• Instructions for the task
Copy out lines with the word "xlabel" from the material that follows.

• Data supplied
========

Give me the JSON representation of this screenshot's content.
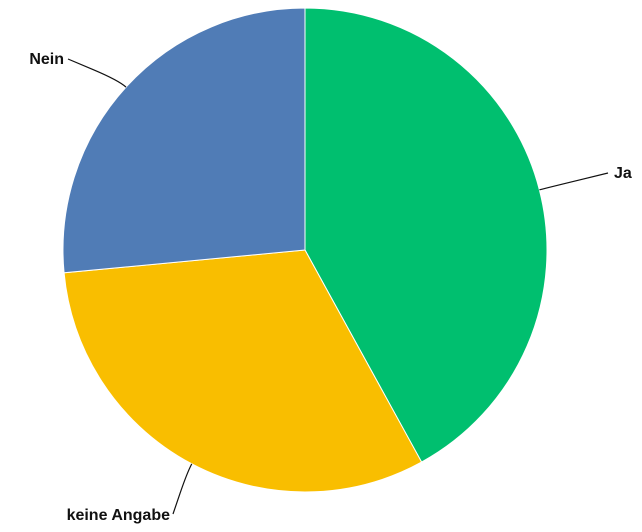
{
  "chart_data": {
    "type": "pie",
    "title": "",
    "slices": [
      {
        "label": "Ja",
        "value": 42.0,
        "color": "#00BF6F"
      },
      {
        "label": "keine Angabe",
        "value": 31.5,
        "color": "#F9BE00"
      },
      {
        "label": "Nein",
        "value": 26.5,
        "color": "#507CB6"
      }
    ],
    "start": "top",
    "direction": "clockwise",
    "legend": "none",
    "labels": "outside-with-leader-lines"
  }
}
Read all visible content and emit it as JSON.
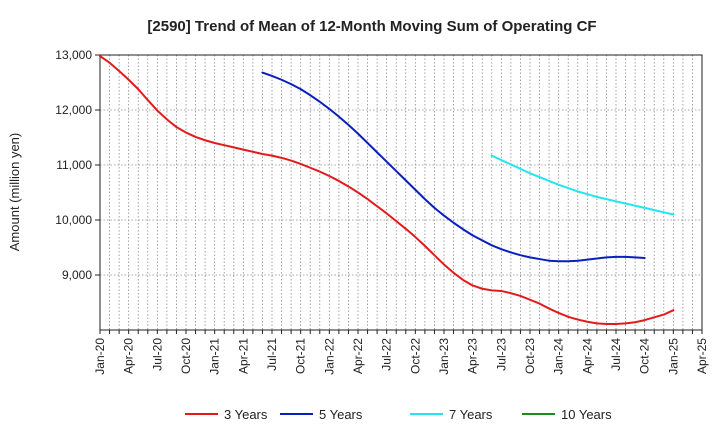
{
  "chart_data": {
    "type": "line",
    "title": "[2590]  Trend of Mean of 12-Month Moving Sum of Operating CF",
    "xlabel": "",
    "ylabel": "Amount (million yen)",
    "ylim": [
      8000,
      13000
    ],
    "yticks": [
      9000,
      10000,
      11000,
      12000,
      13000
    ],
    "ytick_labels": [
      "9,000",
      "10,000",
      "11,000",
      "12,000",
      "13,000"
    ],
    "x_months": [
      "Jan-20",
      "Feb-20",
      "Mar-20",
      "Apr-20",
      "May-20",
      "Jun-20",
      "Jul-20",
      "Aug-20",
      "Sep-20",
      "Oct-20",
      "Nov-20",
      "Dec-20",
      "Jan-21",
      "Feb-21",
      "Mar-21",
      "Apr-21",
      "May-21",
      "Jun-21",
      "Jul-21",
      "Aug-21",
      "Sep-21",
      "Oct-21",
      "Nov-21",
      "Dec-21",
      "Jan-22",
      "Feb-22",
      "Mar-22",
      "Apr-22",
      "May-22",
      "Jun-22",
      "Jul-22",
      "Aug-22",
      "Sep-22",
      "Oct-22",
      "Nov-22",
      "Dec-22",
      "Jan-23",
      "Feb-23",
      "Mar-23",
      "Apr-23",
      "May-23",
      "Jun-23",
      "Jul-23",
      "Aug-23",
      "Sep-23",
      "Oct-23",
      "Nov-23",
      "Dec-23",
      "Jan-24",
      "Feb-24",
      "Mar-24",
      "Apr-24",
      "May-24",
      "Jun-24",
      "Jul-24",
      "Aug-24",
      "Sep-24",
      "Oct-24",
      "Nov-24",
      "Dec-24",
      "Jan-25",
      "Feb-25",
      "Mar-25",
      "Apr-25"
    ],
    "xtick_labels": [
      "Jan-20",
      "Apr-20",
      "Jul-20",
      "Oct-20",
      "Jan-21",
      "Apr-21",
      "Jul-21",
      "Oct-21",
      "Jan-22",
      "Apr-22",
      "Jul-22",
      "Oct-22",
      "Jan-23",
      "Apr-23",
      "Jul-23",
      "Oct-23",
      "Jan-24",
      "Apr-24",
      "Jul-24",
      "Oct-24",
      "Jan-25",
      "Apr-25"
    ],
    "legend_position": "bottom",
    "grid": true,
    "series": [
      {
        "name": "3 Years",
        "color": "#e31a1c",
        "start": "Jan-20",
        "values": [
          12980,
          12860,
          12710,
          12550,
          12380,
          12180,
          11990,
          11830,
          11690,
          11590,
          11510,
          11450,
          11400,
          11360,
          11320,
          11280,
          11240,
          11200,
          11170,
          11130,
          11080,
          11020,
          10950,
          10880,
          10800,
          10710,
          10610,
          10500,
          10380,
          10250,
          10120,
          9980,
          9840,
          9690,
          9530,
          9360,
          9190,
          9040,
          8910,
          8810,
          8750,
          8720,
          8710,
          8670,
          8620,
          8550,
          8480,
          8390,
          8310,
          8240,
          8190,
          8150,
          8120,
          8110,
          8110,
          8120,
          8140,
          8180,
          8230,
          8280,
          8360
        ]
      },
      {
        "name": "5 Years",
        "color": "#0a1fbf",
        "start": "Jun-21",
        "values": [
          12680,
          12620,
          12550,
          12470,
          12380,
          12270,
          12150,
          12020,
          11880,
          11730,
          11570,
          11400,
          11230,
          11060,
          10890,
          10720,
          10550,
          10380,
          10220,
          10080,
          9950,
          9830,
          9720,
          9630,
          9540,
          9470,
          9410,
          9360,
          9320,
          9290,
          9260,
          9250,
          9250,
          9260,
          9280,
          9300,
          9320,
          9330,
          9330,
          9320,
          9310
        ]
      },
      {
        "name": "7 Years",
        "color": "#22e5ef",
        "start": "Jun-23",
        "values": [
          11170,
          11090,
          11010,
          10930,
          10850,
          10780,
          10710,
          10640,
          10580,
          10520,
          10470,
          10420,
          10380,
          10340,
          10300,
          10260,
          10220,
          10180,
          10140,
          10100
        ]
      },
      {
        "name": "10 Years",
        "color": "#1e8a1e",
        "start": "Jan-20",
        "values": []
      }
    ]
  }
}
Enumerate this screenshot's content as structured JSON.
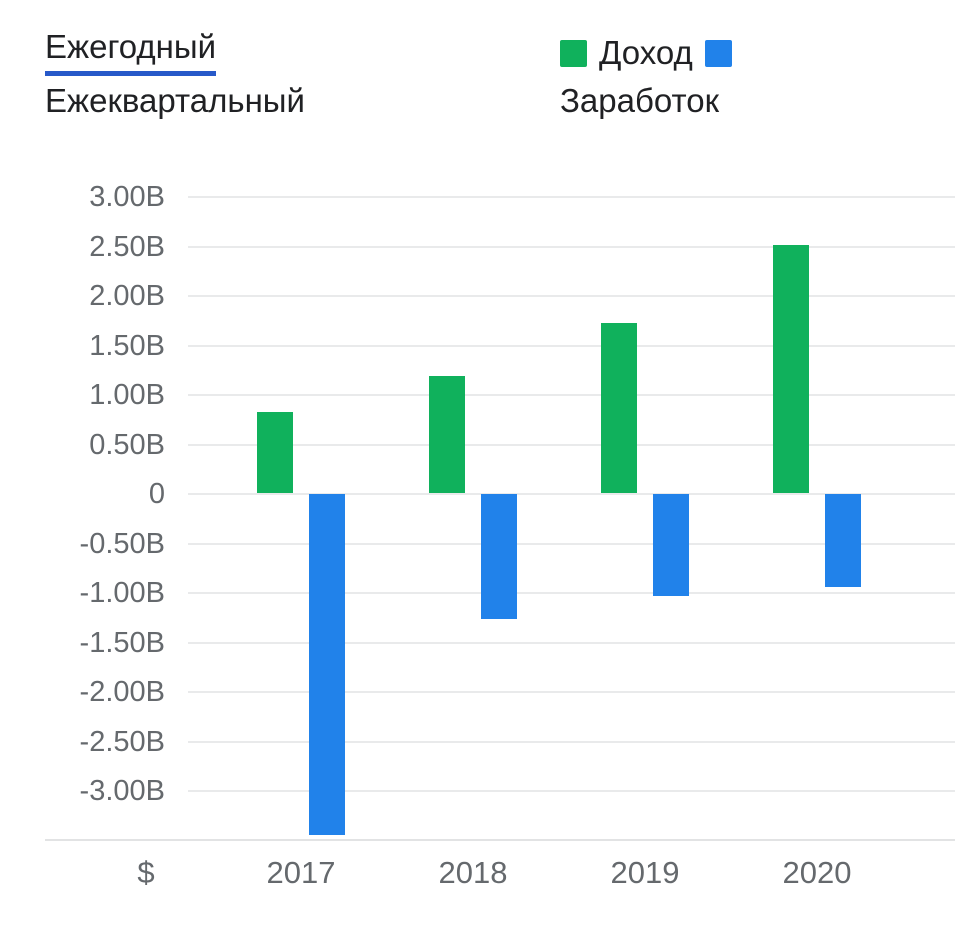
{
  "tabs": {
    "annual": "Ежегодный",
    "quarterly": "Ежеквартальный",
    "active": "annual"
  },
  "legend": [
    {
      "label": "Доход",
      "color": "#10b15c"
    },
    {
      "label": "Заработок",
      "color": "#2182ea"
    }
  ],
  "colors": {
    "accent_underline": "#2759c9",
    "revenue_green": "#10b15c",
    "earnings_blue": "#2182ea",
    "grid_line": "#e9eaeb",
    "axis_text": "#65696d",
    "header_text": "#202124"
  },
  "chart_data": {
    "type": "bar",
    "title": "",
    "xlabel": "",
    "ylabel": "",
    "currency_label": "$",
    "unit": "B",
    "categories": [
      "2017",
      "2018",
      "2019",
      "2020"
    ],
    "series": [
      {
        "name": "Доход",
        "color": "#10b15c",
        "values": [
          0.82,
          1.18,
          1.72,
          2.51
        ]
      },
      {
        "name": "Заработок",
        "color": "#2182ea",
        "values": [
          -3.44,
          -1.26,
          -1.03,
          -0.94
        ]
      }
    ],
    "y_ticks": [
      "3.00B",
      "2.50B",
      "2.00B",
      "1.50B",
      "1.00B",
      "0.50B",
      "0",
      "-0.50B",
      "-1.00B",
      "-1.50B",
      "-2.00B",
      "-2.50B",
      "-3.00B"
    ],
    "y_tick_values": [
      3,
      2.5,
      2,
      1.5,
      1,
      0.5,
      0,
      -0.5,
      -1,
      -1.5,
      -2,
      -2.5,
      -3
    ],
    "ylim": [
      -3.5,
      3.5
    ],
    "grid": true,
    "legend_position": "top-right"
  }
}
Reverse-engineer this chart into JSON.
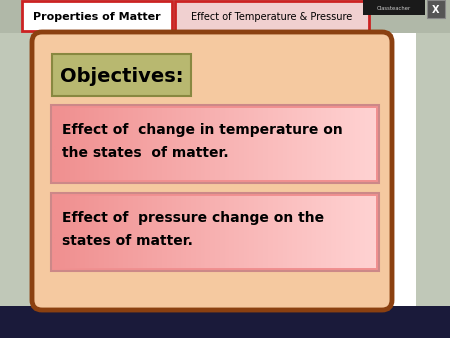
{
  "tab1_text": "Properties of Matter",
  "tab2_text": "Effect of Temperature & Pressure",
  "objectives_label": "Objectives:",
  "bullet1_line1": "Effect of  change in temperature on",
  "bullet1_line2": "the states  of matter.",
  "bullet2_line1": "Effect of  pressure change on the",
  "bullet2_line2": "states of matter.",
  "main_panel_bg": "#f5c9a0",
  "main_panel_border": "#8B4010",
  "objectives_box_bg": "#b8b870",
  "objectives_box_border": "#888840",
  "tab1_bg": "#ffffff",
  "tab1_border": "#cc3333",
  "tab2_bg": "#f5e0e0",
  "tab2_border": "#cc3333",
  "side_bg": "#c8d0c0",
  "top_bar_bg": "#b8c0b0",
  "white_center_bg": "#ffffff",
  "bottom_bar_bg": "#1a1a3a",
  "text_color": "#000000",
  "classtchr_bg": "#1a1a1a",
  "xbtn_bg": "#555555"
}
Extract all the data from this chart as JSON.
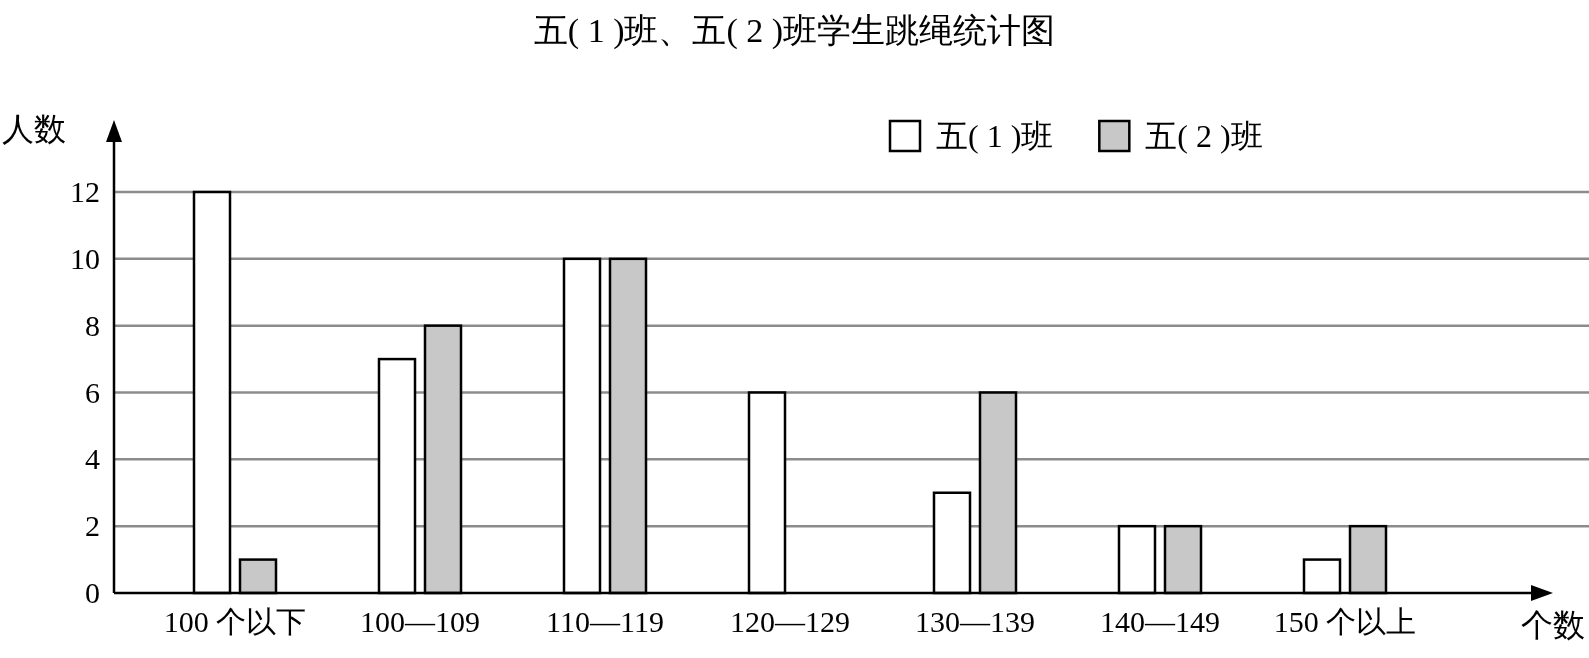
{
  "chart_data": {
    "type": "bar",
    "title": "五( 1 )班、五( 2 )班学生跳绳统计图",
    "xlabel": "个数",
    "ylabel": "人数",
    "categories": [
      "100 个以下",
      "100—109",
      "110—119",
      "120—129",
      "130—139",
      "140—149",
      "150 个以上"
    ],
    "series": [
      {
        "name": "五( 1 )班",
        "color": "#ffffff",
        "values": [
          12,
          7,
          10,
          6,
          3,
          2,
          1
        ]
      },
      {
        "name": "五( 2 )班",
        "color": "#c8c8c8",
        "values": [
          1,
          8,
          10,
          0,
          6,
          2,
          2
        ]
      }
    ],
    "ylim": [
      0,
      12
    ],
    "yticks": [
      0,
      2,
      4,
      6,
      8,
      10,
      12
    ],
    "grid": "y",
    "legend": "top right"
  }
}
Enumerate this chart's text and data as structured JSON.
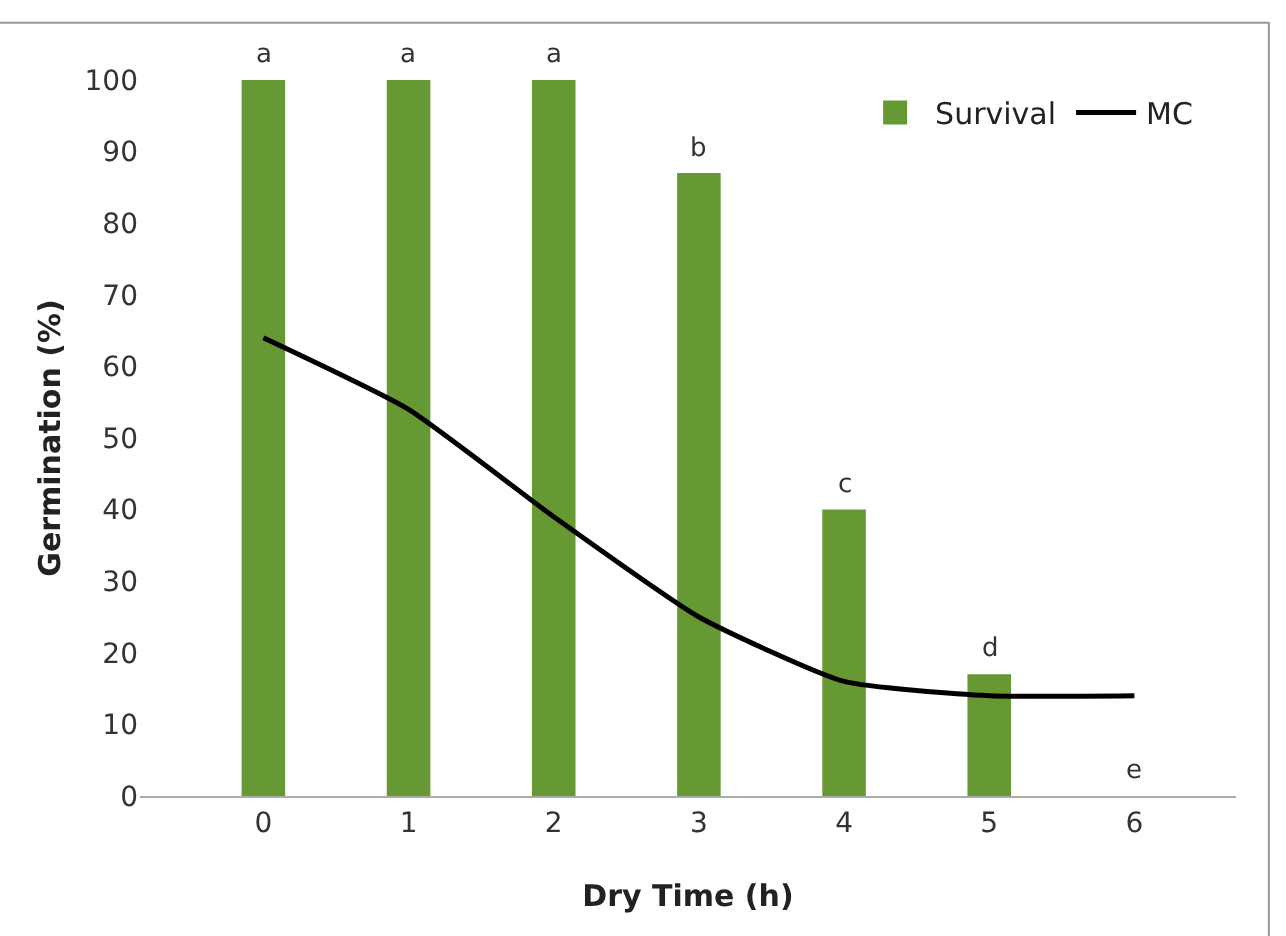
{
  "chart_data": {
    "type": "bar",
    "xlabel": "Dry Time (h)",
    "ylabel": "Germination (%)",
    "categories": [
      "0",
      "1",
      "2",
      "3",
      "4",
      "5",
      "6"
    ],
    "series": [
      {
        "name": "Survival",
        "color": "#669933",
        "values": [
          100,
          100,
          100,
          87,
          40,
          17,
          0
        ]
      },
      {
        "name": "MC",
        "type": "line",
        "color": "#000000",
        "values": [
          64,
          54,
          39,
          25,
          16,
          14,
          14
        ]
      }
    ],
    "ylim": [
      0,
      100
    ],
    "yticks": [
      0,
      10,
      20,
      30,
      40,
      50,
      60,
      70,
      80,
      90,
      100
    ],
    "annotations": [
      {
        "text": "a",
        "x": "0",
        "y": 100
      },
      {
        "text": "a",
        "x": "1",
        "y": 100
      },
      {
        "text": "a",
        "x": "2",
        "y": 100
      },
      {
        "text": "b",
        "x": "3",
        "y": 87
      },
      {
        "text": "c",
        "x": "4",
        "y": 40
      },
      {
        "text": "d",
        "x": "5",
        "y": 17
      },
      {
        "text": "e",
        "x": "6",
        "y": 0
      }
    ],
    "legend": "top right",
    "grid": false,
    "marker": "none",
    "line_style": "solid"
  }
}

========

• Solution below
    "xlabel": "",
    "xlabel": "",
    "xlabel": "个数",
    "xlabel": "Dry Time (h)",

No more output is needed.